** Task goal **
Each line containing the word "ylabel" should be found and copied.

** Input for this task **
· · · · ·

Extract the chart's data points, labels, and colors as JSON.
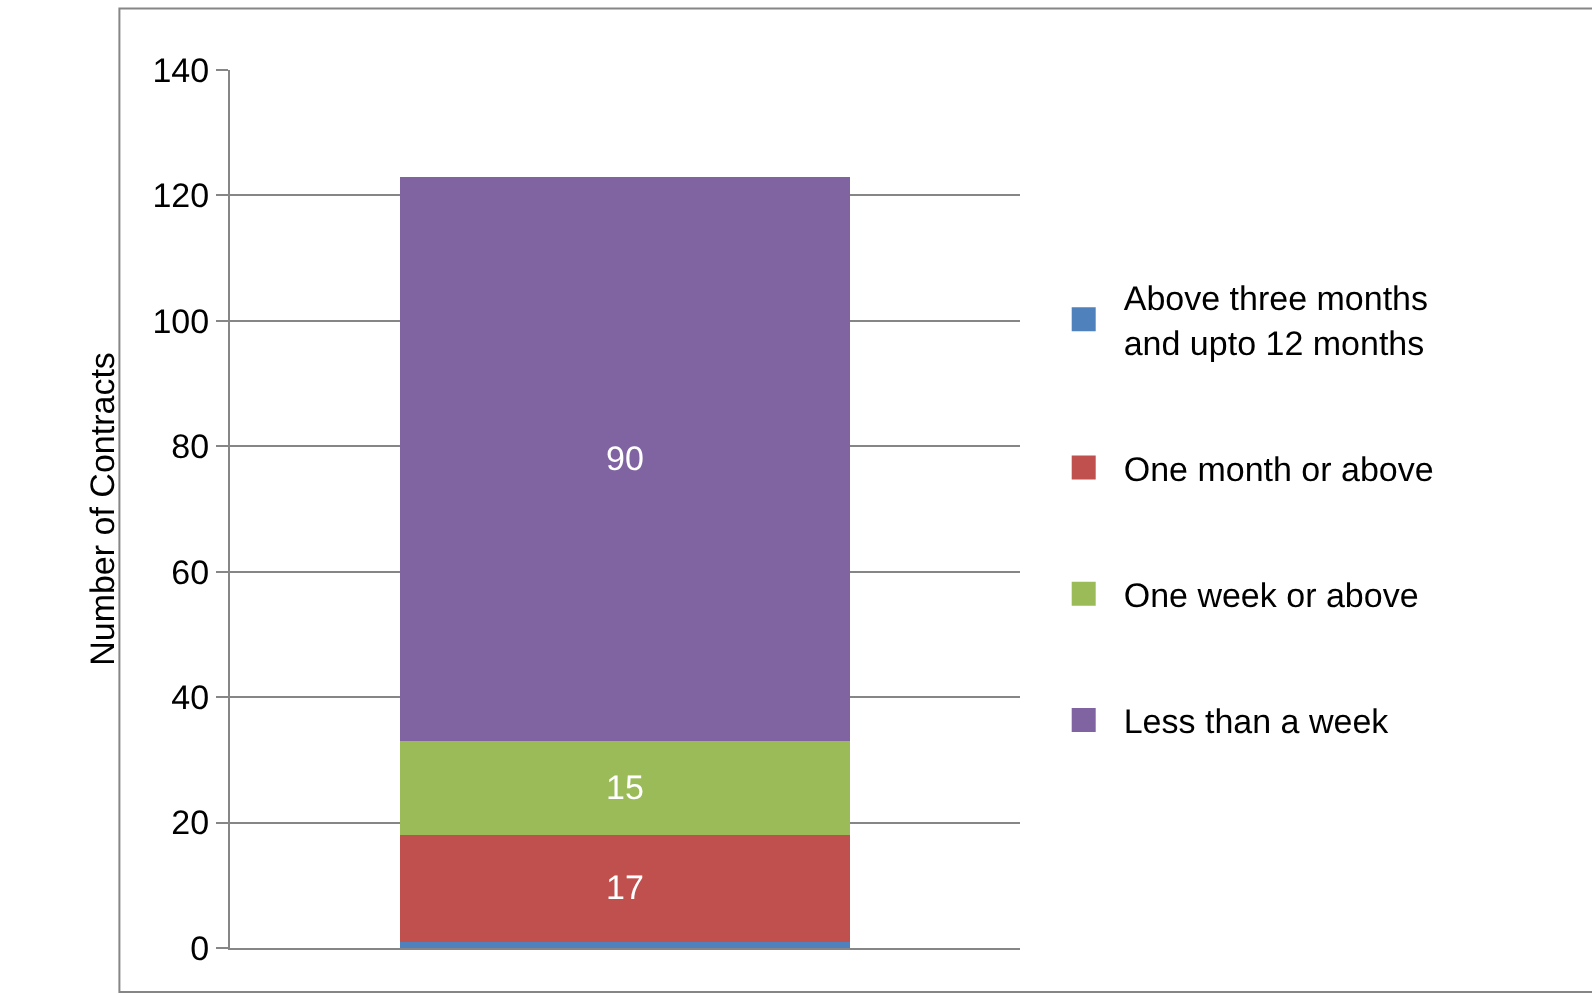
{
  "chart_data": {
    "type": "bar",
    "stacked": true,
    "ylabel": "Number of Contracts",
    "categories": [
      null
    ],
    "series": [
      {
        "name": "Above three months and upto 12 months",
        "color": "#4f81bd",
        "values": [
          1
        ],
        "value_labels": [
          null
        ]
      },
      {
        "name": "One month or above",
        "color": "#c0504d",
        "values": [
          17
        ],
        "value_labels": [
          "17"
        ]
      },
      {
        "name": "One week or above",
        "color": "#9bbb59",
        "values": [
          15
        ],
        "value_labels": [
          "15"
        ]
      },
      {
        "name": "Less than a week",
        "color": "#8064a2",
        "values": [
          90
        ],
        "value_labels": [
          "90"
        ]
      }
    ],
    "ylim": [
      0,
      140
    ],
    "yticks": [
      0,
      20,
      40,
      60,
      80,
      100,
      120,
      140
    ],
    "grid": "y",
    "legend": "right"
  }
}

· · · · ·

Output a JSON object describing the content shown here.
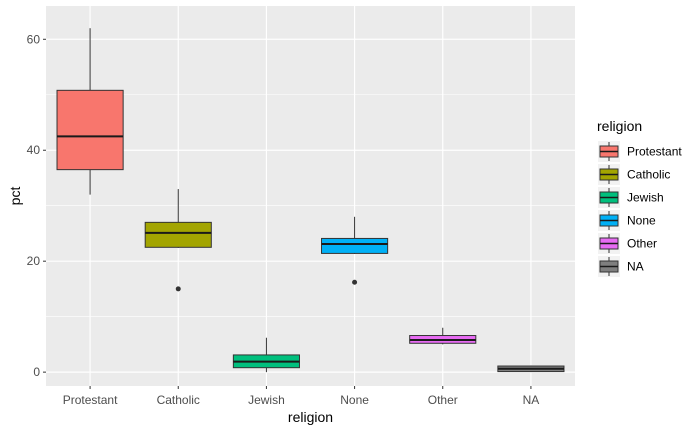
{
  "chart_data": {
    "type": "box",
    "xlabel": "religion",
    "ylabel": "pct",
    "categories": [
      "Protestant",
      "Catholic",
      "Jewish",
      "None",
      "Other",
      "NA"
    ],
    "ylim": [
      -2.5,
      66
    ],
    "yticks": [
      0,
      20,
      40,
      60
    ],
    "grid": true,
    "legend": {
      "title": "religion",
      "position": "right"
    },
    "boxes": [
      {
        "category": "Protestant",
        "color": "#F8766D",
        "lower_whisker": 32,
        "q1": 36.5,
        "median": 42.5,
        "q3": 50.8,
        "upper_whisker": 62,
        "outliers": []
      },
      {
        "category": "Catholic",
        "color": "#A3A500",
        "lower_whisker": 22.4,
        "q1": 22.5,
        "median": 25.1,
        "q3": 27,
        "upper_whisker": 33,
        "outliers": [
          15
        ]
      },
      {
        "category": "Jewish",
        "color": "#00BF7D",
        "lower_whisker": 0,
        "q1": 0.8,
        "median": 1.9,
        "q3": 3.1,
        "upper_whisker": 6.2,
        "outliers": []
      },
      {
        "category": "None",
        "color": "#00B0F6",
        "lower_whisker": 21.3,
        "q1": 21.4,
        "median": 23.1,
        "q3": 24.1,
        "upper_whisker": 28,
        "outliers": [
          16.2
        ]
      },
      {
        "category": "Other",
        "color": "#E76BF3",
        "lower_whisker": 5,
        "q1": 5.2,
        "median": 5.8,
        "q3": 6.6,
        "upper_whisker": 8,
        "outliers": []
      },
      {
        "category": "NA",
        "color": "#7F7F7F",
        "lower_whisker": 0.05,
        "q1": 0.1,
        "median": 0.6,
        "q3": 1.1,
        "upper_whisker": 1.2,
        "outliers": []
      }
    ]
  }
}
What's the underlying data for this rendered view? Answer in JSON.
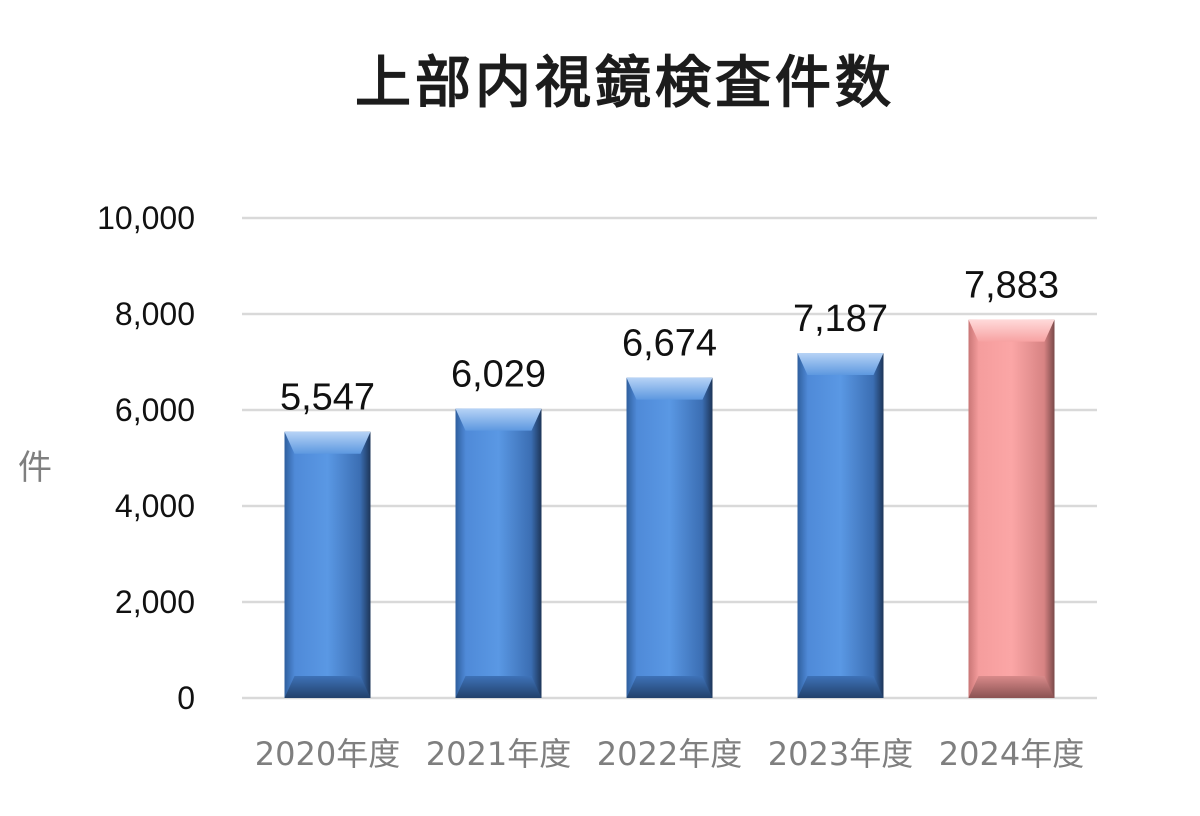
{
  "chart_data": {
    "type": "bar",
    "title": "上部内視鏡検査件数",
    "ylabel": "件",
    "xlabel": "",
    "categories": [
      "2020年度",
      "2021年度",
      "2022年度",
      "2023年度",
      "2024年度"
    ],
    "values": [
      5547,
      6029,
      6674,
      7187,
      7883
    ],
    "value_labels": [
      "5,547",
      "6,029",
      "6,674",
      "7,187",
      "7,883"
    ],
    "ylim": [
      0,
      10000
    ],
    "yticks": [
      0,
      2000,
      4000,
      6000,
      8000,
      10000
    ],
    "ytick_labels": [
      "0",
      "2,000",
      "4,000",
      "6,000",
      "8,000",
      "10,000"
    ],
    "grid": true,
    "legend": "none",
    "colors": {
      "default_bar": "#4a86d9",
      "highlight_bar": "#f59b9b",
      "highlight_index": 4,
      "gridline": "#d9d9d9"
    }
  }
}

· · · · ·

** Complete response **
    "ylabel": "Number of Contracts",
    "ylabel": "pct",
    "ylabel": "件",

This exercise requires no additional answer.